● Description of the task
Wherever "Çalışmanın" appears in a line, list that line.

— BEGIN Listed records —

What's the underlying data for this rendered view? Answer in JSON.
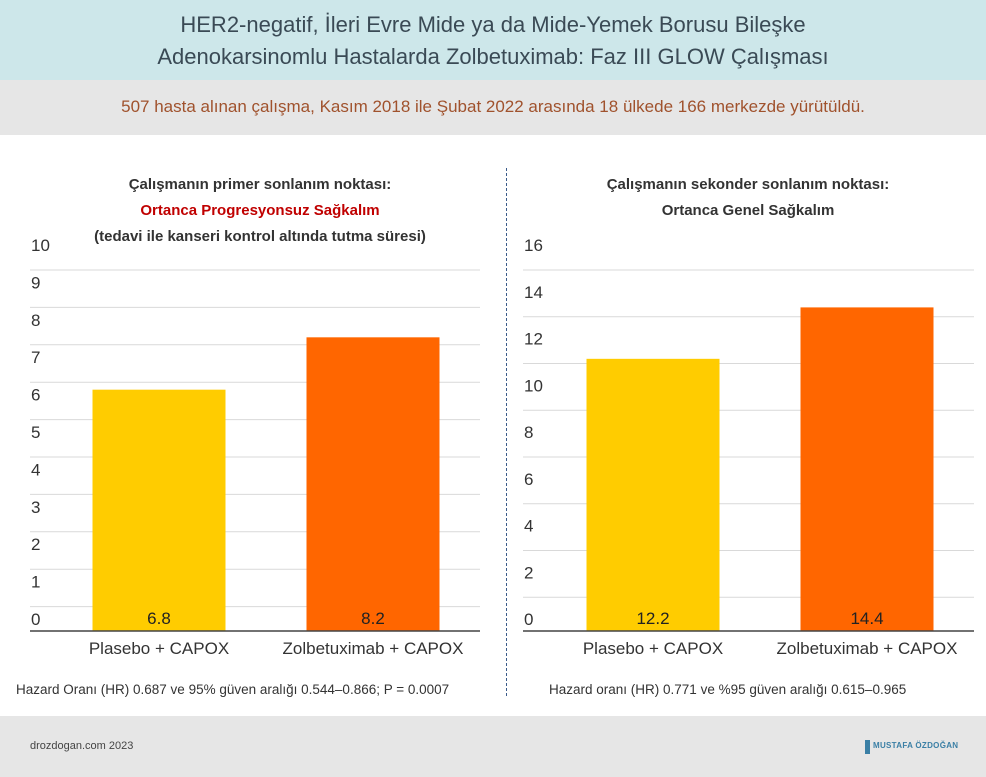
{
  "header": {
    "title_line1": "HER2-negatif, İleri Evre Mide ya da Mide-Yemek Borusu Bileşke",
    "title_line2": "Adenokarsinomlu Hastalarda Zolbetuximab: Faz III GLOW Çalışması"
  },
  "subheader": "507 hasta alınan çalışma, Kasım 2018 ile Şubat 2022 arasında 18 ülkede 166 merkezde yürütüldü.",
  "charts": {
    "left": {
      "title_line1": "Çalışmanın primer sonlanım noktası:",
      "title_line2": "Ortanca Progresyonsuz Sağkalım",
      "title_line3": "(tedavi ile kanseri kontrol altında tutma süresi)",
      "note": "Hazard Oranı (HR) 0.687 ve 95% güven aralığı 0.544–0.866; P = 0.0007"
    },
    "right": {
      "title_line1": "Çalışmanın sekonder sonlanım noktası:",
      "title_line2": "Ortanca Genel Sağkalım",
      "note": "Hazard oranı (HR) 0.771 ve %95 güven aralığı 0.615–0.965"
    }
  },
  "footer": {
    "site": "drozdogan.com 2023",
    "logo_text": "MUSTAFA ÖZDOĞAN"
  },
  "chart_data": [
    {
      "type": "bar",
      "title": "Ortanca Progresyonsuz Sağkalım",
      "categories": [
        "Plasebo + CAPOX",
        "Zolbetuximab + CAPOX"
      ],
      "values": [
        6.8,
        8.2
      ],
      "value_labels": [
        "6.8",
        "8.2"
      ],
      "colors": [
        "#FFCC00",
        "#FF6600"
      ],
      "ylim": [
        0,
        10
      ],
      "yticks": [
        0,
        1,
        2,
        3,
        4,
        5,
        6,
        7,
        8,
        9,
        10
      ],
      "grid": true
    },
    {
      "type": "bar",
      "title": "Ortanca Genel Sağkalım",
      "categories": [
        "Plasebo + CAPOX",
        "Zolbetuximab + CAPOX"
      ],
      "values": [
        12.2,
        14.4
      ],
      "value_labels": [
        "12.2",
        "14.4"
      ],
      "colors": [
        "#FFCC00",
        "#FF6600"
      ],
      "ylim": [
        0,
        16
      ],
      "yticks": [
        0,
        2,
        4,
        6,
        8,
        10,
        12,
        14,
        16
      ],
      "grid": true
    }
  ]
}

— END Listed records —
— BEGIN Listed records —

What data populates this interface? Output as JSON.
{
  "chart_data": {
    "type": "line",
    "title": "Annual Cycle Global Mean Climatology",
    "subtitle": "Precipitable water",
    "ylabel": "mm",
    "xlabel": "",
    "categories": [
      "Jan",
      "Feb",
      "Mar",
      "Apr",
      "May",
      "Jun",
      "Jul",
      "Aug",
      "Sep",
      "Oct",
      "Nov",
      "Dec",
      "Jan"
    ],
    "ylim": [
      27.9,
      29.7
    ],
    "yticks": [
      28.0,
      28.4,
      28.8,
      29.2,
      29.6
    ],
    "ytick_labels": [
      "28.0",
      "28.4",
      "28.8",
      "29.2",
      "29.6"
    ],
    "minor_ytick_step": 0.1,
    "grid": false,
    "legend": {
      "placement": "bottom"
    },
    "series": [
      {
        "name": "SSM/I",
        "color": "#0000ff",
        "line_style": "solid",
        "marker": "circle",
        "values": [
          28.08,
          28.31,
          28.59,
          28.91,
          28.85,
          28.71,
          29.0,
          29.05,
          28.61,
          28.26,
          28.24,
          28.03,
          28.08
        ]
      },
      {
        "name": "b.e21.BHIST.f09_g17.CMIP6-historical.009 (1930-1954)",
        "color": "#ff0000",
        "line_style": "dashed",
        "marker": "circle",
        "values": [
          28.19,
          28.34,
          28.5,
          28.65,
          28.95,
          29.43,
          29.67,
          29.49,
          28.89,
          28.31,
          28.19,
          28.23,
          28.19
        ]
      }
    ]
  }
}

— END Listed records —

● Task output
      "title_line1": "Çalışmanın primer sonlanım noktası:",
      "title_line1": "Çalışmanın sekonder sonlanım noktası:",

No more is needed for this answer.